# 67 Tempest transmission swap



## 67T3MP3ST (Jan 2, 2012)

I am new to the forum and getting ready to restore a 67 Tempest with a 326. When all is done with the engine it should be around 350 hp. The car currently has the powerglide with column shift 

I am deciding between the TH350 and a 200r4. I would like to have the overdrive on the 200r4 but from what I understand that involves moving the crossmember back and I am not excited about drilling new holes in the frame. Does the TH350 need the crossmember moved at all or is it a complete bolt on?

I also plan on switching to floor shift with a his/hers shifter and I think I need to buy the kit from shiftworks to make this work.


Has anyone done this before and can you please provide any insight.

Thanks


Sent from my DROID BIONIC using AutoGuide.Com Free


----------



## danthepontiacman (Jul 5, 2008)

first off is that 350 hp out of the 326? if its the original automatic to the car and its a 2 speed then its not a powerglide has pontiac never used a chevy powerglide, they used the buick st300 two speed. if its the originalst300 then the crossmember dont have to be moved to put a th350 in, i been considering a 200r4 in my 66 tempest and been reading bout it, im not crazy bout drilling in the frame either and found that you can buy a aftermarket crossmember that will fit a 200r4 without having to drill new holes in the frame and if you use a his hers shifter there on convershion kits to convert one of those to work with a 4 speed auto.:cool


----------



## geeteeohguy (Feb 2, 2008)

* _STORED ROWS_:
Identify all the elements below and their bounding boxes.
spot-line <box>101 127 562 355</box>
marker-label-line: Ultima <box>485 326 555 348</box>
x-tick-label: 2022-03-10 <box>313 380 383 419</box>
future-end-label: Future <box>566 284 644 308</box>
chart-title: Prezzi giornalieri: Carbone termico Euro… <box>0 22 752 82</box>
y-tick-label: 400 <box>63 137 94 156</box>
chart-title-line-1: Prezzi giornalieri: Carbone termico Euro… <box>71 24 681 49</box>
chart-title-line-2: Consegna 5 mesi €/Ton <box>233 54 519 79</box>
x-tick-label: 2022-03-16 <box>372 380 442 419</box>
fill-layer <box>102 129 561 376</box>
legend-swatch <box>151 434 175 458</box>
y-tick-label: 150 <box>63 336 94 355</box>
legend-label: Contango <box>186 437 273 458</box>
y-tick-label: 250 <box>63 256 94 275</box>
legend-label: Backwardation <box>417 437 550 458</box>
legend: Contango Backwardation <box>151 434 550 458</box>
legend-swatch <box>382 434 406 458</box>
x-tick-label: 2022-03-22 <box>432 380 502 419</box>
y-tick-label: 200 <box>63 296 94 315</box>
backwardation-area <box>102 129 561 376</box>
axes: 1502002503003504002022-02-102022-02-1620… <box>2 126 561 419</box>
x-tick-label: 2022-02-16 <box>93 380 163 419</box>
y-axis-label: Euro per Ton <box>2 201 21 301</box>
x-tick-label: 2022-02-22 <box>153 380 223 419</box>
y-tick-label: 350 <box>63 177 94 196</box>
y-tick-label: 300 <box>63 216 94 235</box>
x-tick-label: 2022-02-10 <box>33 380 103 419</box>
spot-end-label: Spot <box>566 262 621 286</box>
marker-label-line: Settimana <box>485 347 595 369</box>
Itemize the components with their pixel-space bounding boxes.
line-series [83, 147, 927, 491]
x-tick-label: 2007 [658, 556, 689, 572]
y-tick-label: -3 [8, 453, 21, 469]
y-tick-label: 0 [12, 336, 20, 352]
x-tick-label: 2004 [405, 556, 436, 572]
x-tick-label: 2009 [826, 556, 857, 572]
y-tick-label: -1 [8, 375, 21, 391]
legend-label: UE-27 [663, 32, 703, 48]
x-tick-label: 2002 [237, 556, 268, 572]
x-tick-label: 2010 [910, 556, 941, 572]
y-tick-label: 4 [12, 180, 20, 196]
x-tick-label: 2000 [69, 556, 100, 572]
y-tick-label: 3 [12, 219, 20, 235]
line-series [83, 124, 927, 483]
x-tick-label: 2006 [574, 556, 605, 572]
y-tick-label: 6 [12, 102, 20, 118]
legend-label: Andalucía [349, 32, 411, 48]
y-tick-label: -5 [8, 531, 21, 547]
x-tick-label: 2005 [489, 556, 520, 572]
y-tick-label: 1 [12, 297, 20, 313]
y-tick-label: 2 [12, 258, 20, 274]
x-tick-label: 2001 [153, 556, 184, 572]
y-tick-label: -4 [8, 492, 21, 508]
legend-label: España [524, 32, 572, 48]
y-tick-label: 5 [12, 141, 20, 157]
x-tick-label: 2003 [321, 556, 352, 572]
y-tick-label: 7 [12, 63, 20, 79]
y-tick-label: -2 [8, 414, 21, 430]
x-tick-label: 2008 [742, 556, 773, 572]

* _YOUR GOAL_: Write what comes next in the forum thread about the 67 Tempest transmission swap, picking up after its last line.

* _TASK RESULT_:
A 200r4 will have to be worked over and upgraded quite a bit to handle 350 hp. They failed when they were behind 135HP 305 small blocks. They can and are a great upgrade, if built right. Not cheap, but your wallet will love you every time you cruise by a gas station without stopping to fill up.


----------



## Instg8ter (Sep 28, 2010)

not sure but you may need the driveshaft re-worked for the 200R4 the TH350 is a straight drop in and go and you probably all ready have a Salt flats rear gear 2:56 or 2:7X so you would still be fine on mileage and freeway driving. They are cheap reliable and lighter mass than a TH400 . All depends on budget and what you want to do with the car. Shiftworks has everything you need for the shifter when you decide which route you are going.


----------



## pontiac (Mar 6, 2011)

unless your ST300 is bad, not worth the expensive since the original dual gate alone is worth the price of a trans. not worth it for gas mileage either.


----------



## 67T3MP3ST (Jan 2, 2012)

It is the stock 326 with the 2 speed 67 Tempest 2bbl Its a matching numbers engine so I am going to keep it and rebuild it with a 4bbl. Stock it had 250 hp so the goal is 350 hp but I will be happy with anything over 300. (Heads redone with port/polish, cam, intake manifold, carb, headers, exhaust) But I will start a thread for the engine build when I get there.

Its a column shift automatic 2 speed transmission. I would like to change it to a floor shift with the hurst his/hers shifter and console. Going to get the shiftworks kit to make this happen.

I found a 67 column for floor shift but if anyone can help with where to get column bearings I would appreciate it. Also if anyone has rebuilt a column let me know too.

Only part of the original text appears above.